**Goal of the exercise**
Go through the listing and return every line with "今天沒去" in it.

**Records provided**
• • • •

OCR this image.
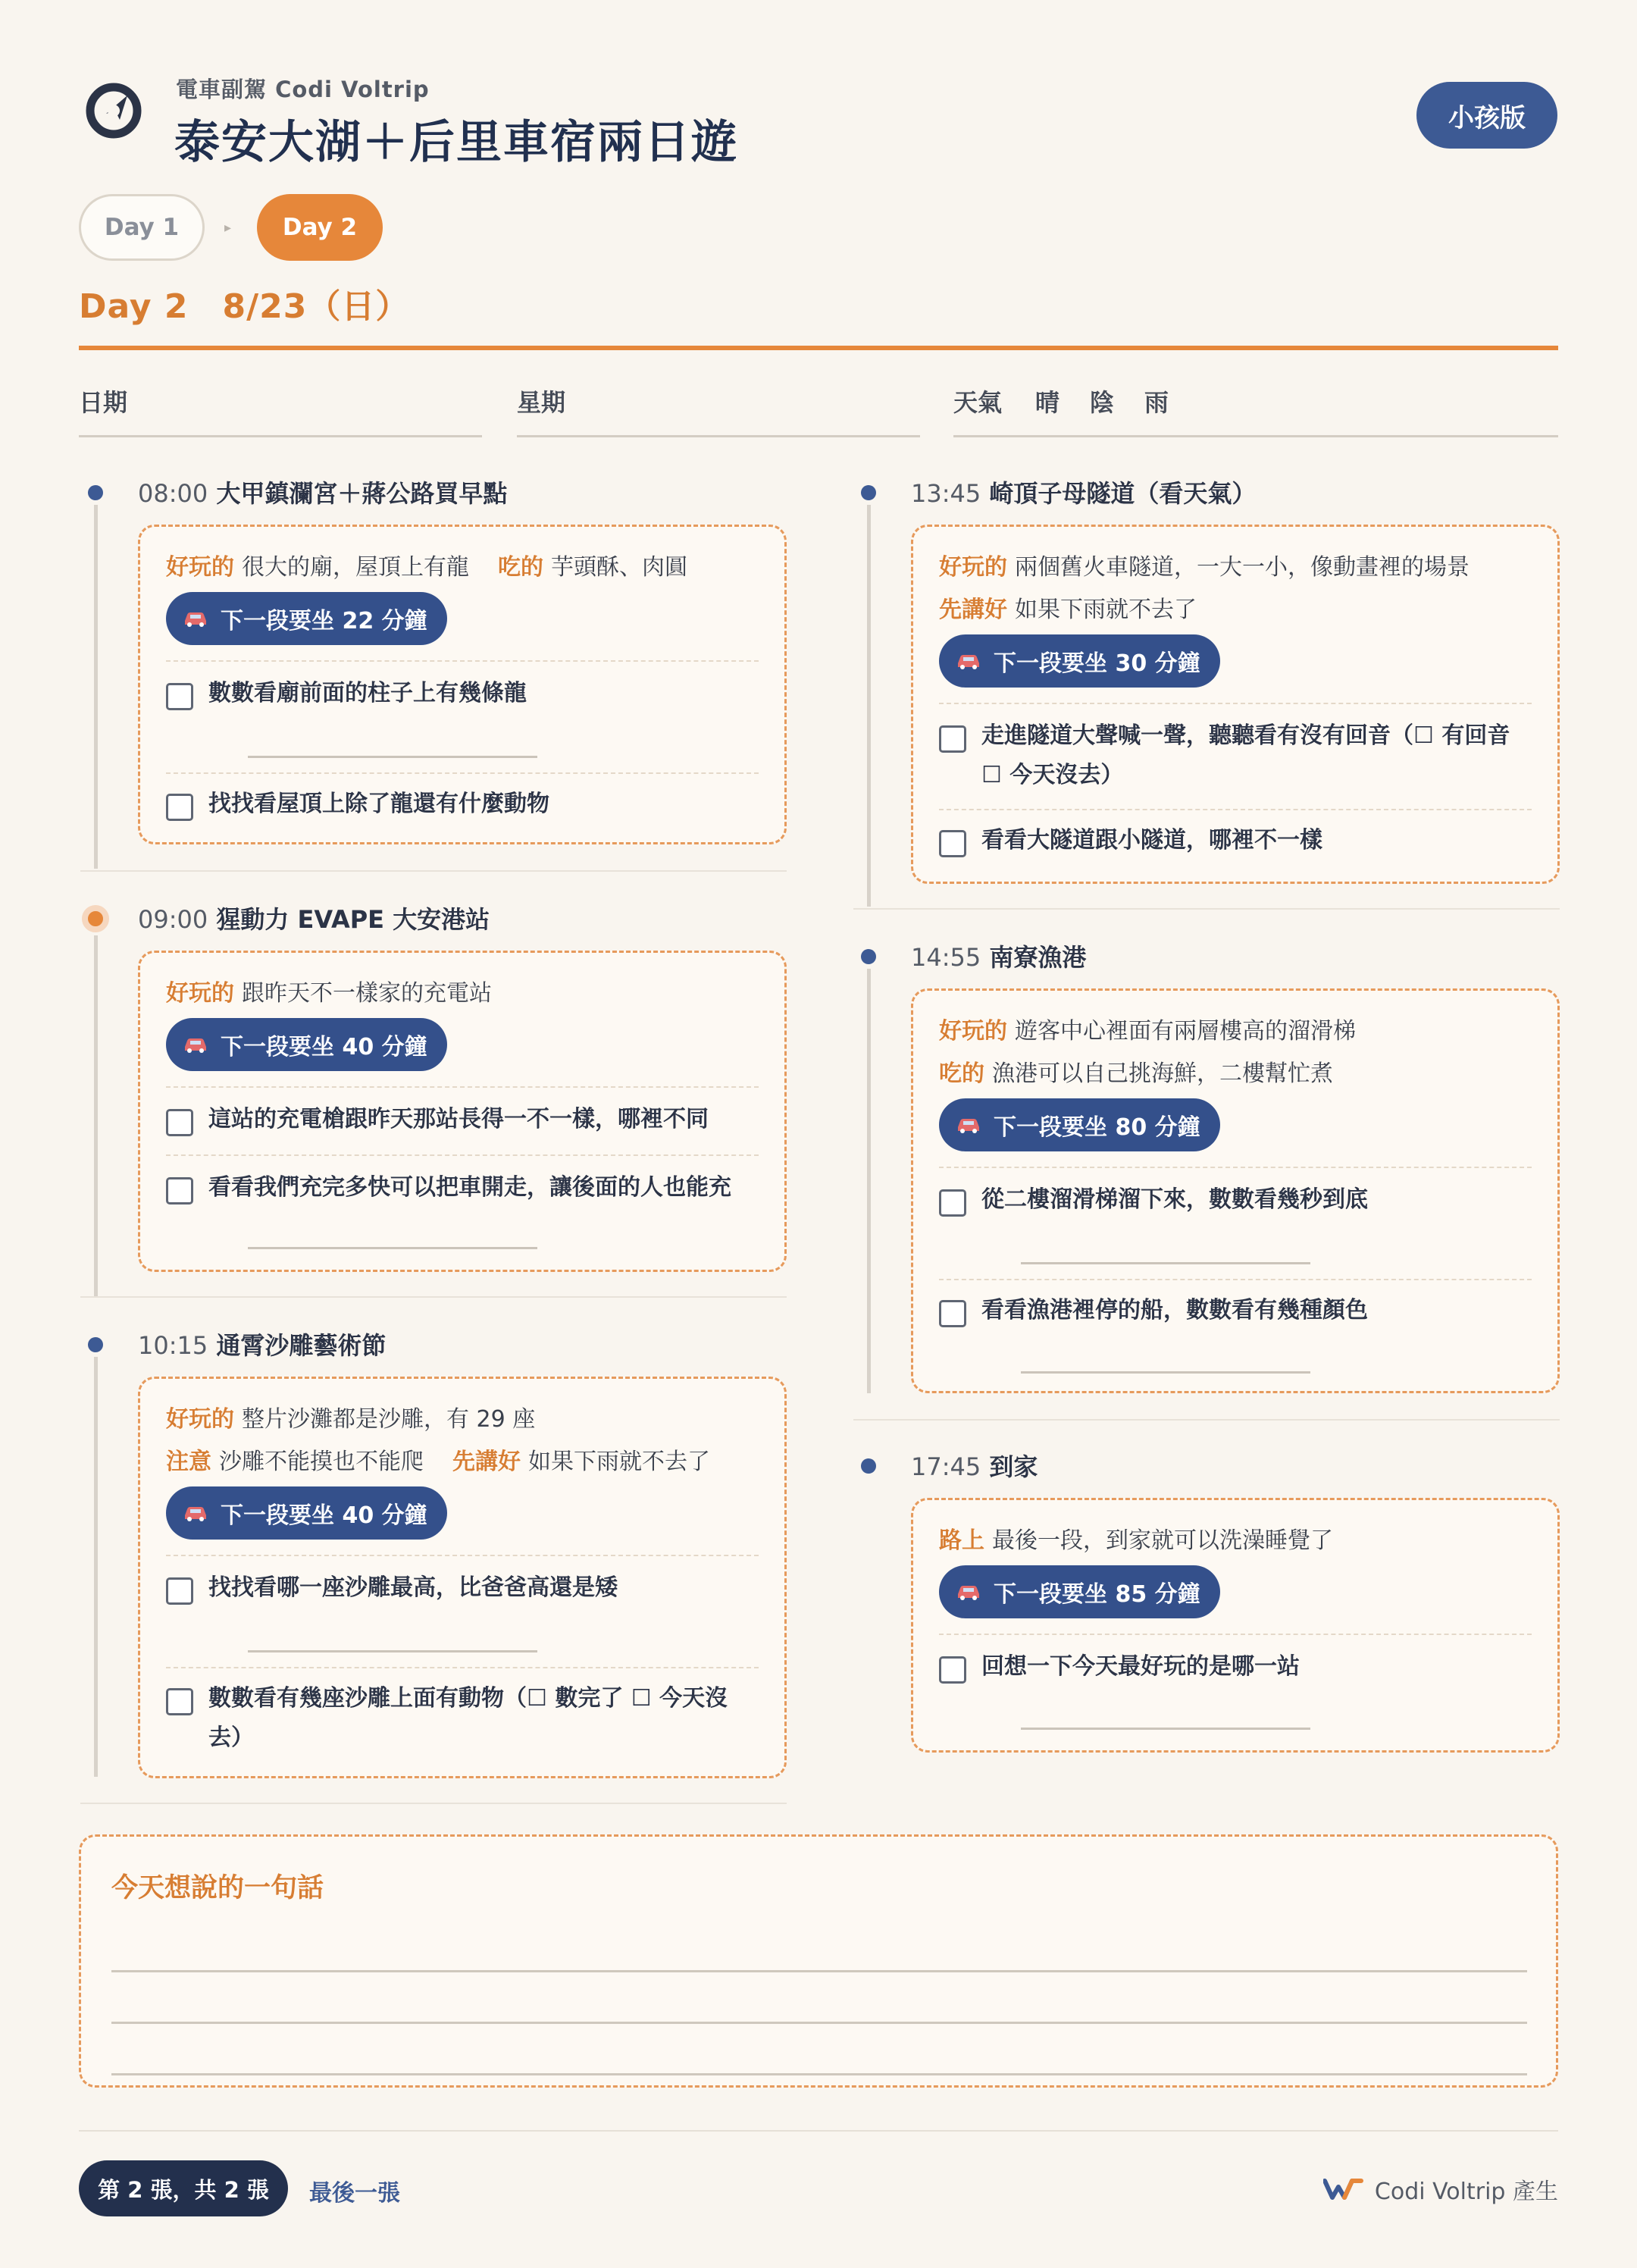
電車副駕 Codi Voltrip
泰安大湖＋后里車宿兩日遊	小孩版
Day 1	▸	Day 2
Day 2　8/23（日）
日期	星期	天氣 晴 陰 雨
08:00 大甲鎮瀾宮＋蔣公路買早點
好玩的 很大的廟，屋頂上有龍 吃的 芋頭酥、肉圓
下一段要坐 22 分鐘
數數看廟前面的柱子上有幾條龍
找找看屋頂上除了龍還有什麼動物
09:00 猩動力 EVAPE 大安港站
好玩的 跟昨天不一樣家的充電站
下一段要坐 40 分鐘
這站的充電槍跟昨天那站長得一不一樣，哪裡不同
看看我們充完多快可以把車開走，讓後面的人也能充
10:15 通霄沙雕藝術節
好玩的 整片沙灘都是沙雕，有 29 座
注意 沙雕不能摸也不能爬 先講好 如果下雨就不去了
下一段要坐 40 分鐘
找找看哪一座沙雕最高，比爸爸高還是矮
數數看有幾座沙雕上面有動物（☐ 數完了 ☐ 今天沒去）
13:45 崎頂子母隧道（看天氣）
好玩的 兩個舊火車隧道，一大一小，像動畫裡的場景
先講好 如果下雨就不去了
下一段要坐 30 分鐘
走進隧道大聲喊一聲，聽聽看有沒有回音（☐ 有回音 ☐ 今天沒去）
看看大隧道跟小隧道，哪裡不一樣
14:55 南寮漁港
好玩的 遊客中心裡面有兩層樓高的溜滑梯
吃的 漁港可以自己挑海鮮，二樓幫忙煮
下一段要坐 80 分鐘
從二樓溜滑梯溜下來，數數看幾秒到底
看看漁港裡停的船，數數看有幾種顏色
17:45 到家
路上 最後一段，到家就可以洗澡睡覺了
下一段要坐 85 分鐘
回想一下今天最好玩的是哪一站
今天想說的一句話
第 2 張，共 2 張	最後一張	Codi Voltrip 產生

• • • •

**Full response**
數數看有幾座沙雕上面有動物（☐ 數完了 ☐ 今天沒去）
走進隧道大聲喊一聲，聽聽看有沒有回音（☐ 有回音 ☐ 今天沒去）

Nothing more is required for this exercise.